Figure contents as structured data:
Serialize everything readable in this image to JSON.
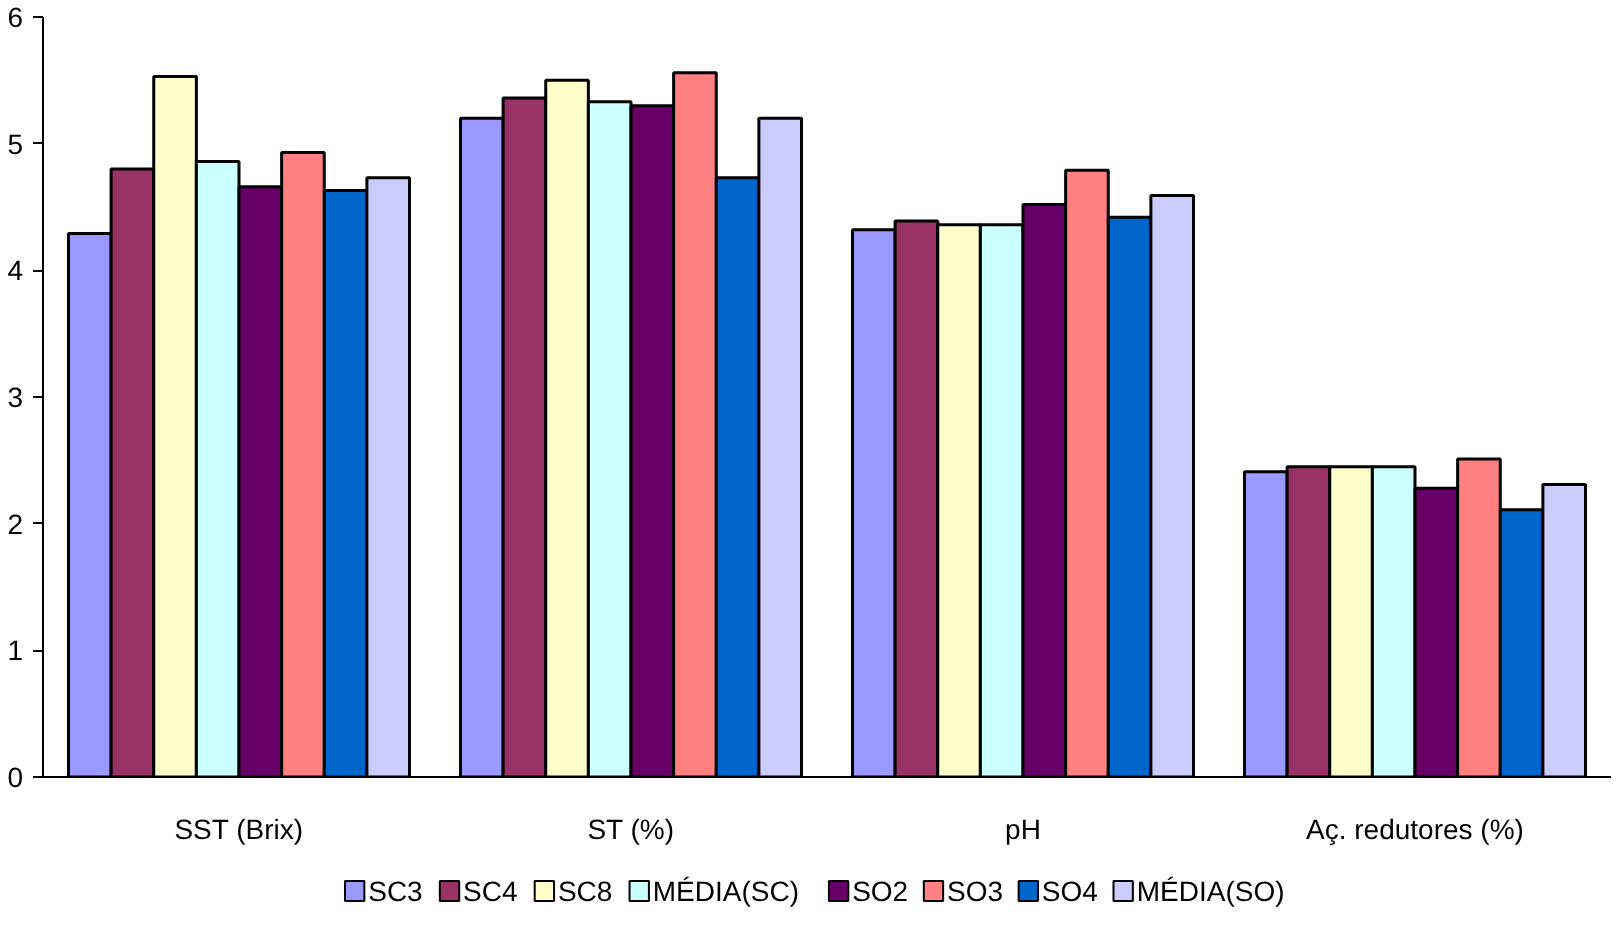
{
  "chart_data": {
    "type": "bar",
    "categories": [
      "SST (Brix)",
      "ST (%)",
      "pH",
      "Aç. redutores (%)"
    ],
    "series": [
      {
        "name": "SC3",
        "color": "#9999ff",
        "values": [
          4.29,
          5.2,
          4.32,
          2.41
        ]
      },
      {
        "name": "SC4",
        "color": "#993366",
        "values": [
          4.8,
          5.36,
          4.39,
          2.45
        ]
      },
      {
        "name": "SC8",
        "color": "#ffffcc",
        "values": [
          5.53,
          5.5,
          4.36,
          2.45
        ]
      },
      {
        "name": "MÉDIA(SC)",
        "color": "#ccffff",
        "values": [
          4.86,
          5.33,
          4.36,
          2.45
        ]
      },
      {
        "name": "SO2",
        "color": "#660066",
        "values": [
          4.66,
          5.3,
          4.52,
          2.28
        ]
      },
      {
        "name": "SO3",
        "color": "#ff8080",
        "values": [
          4.93,
          5.56,
          4.79,
          2.51
        ]
      },
      {
        "name": "SO4",
        "color": "#0066cc",
        "values": [
          4.63,
          4.73,
          4.42,
          2.11
        ]
      },
      {
        "name": "MÉDIA(SO)",
        "color": "#ccccff",
        "values": [
          4.73,
          5.2,
          4.59,
          2.31
        ]
      }
    ],
    "ylim": [
      0,
      6
    ],
    "yticks": [
      0,
      1,
      2,
      3,
      4,
      5,
      6
    ],
    "grid": false,
    "legend": "bottom"
  }
}
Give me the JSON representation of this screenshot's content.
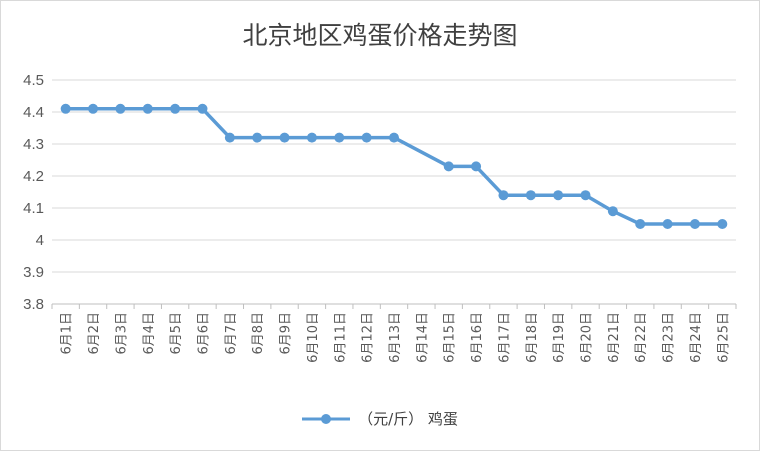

THE EXERCISE — Without the pictures, restate each entry exactly.

OUTPUT FOR THIS EXERCISE —
Serialize everything readable in this image to JSON.
{
  "chart_data": {
    "type": "bar",
    "categories": [
      "SST (Brix)",
      "ST (%)",
      "pH",
      "Aç. redutores (%)"
    ],
    "series": [
      {
        "name": "SC3",
        "color": "#9999ff",
        "values": [
          4.29,
          5.2,
          4.32,
          2.41
        ]
      },
      {
        "name": "SC4",
        "color": "#993366",
        "values": [
          4.8,
          5.36,
          4.39,
          2.45
        ]
      },
      {
        "name": "SC8",
        "color": "#ffffcc",
        "values": [
          5.53,
          5.5,
          4.36,
          2.45
        ]
      },
      {
        "name": "MÉDIA(SC)",
        "color": "#ccffff",
        "values": [
          4.86,
          5.33,
          4.36,
          2.45
        ]
      },
      {
        "name": "SO2",
        "color": "#660066",
        "values": [
          4.66,
          5.3,
          4.52,
          2.28
        ]
      },
      {
        "name": "SO3",
        "color": "#ff8080",
        "values": [
          4.93,
          5.56,
          4.79,
          2.51
        ]
      },
      {
        "name": "SO4",
        "color": "#0066cc",
        "values": [
          4.63,
          4.73,
          4.42,
          2.11
        ]
      },
      {
        "name": "MÉDIA(SO)",
        "color": "#ccccff",
        "values": [
          4.73,
          5.2,
          4.59,
          2.31
        ]
      }
    ],
    "ylim": [
      0,
      6
    ],
    "yticks": [
      0,
      1,
      2,
      3,
      4,
      5,
      6
    ],
    "grid": false,
    "legend": "bottom"
  }
}
Give me the JSON representation of this screenshot's content.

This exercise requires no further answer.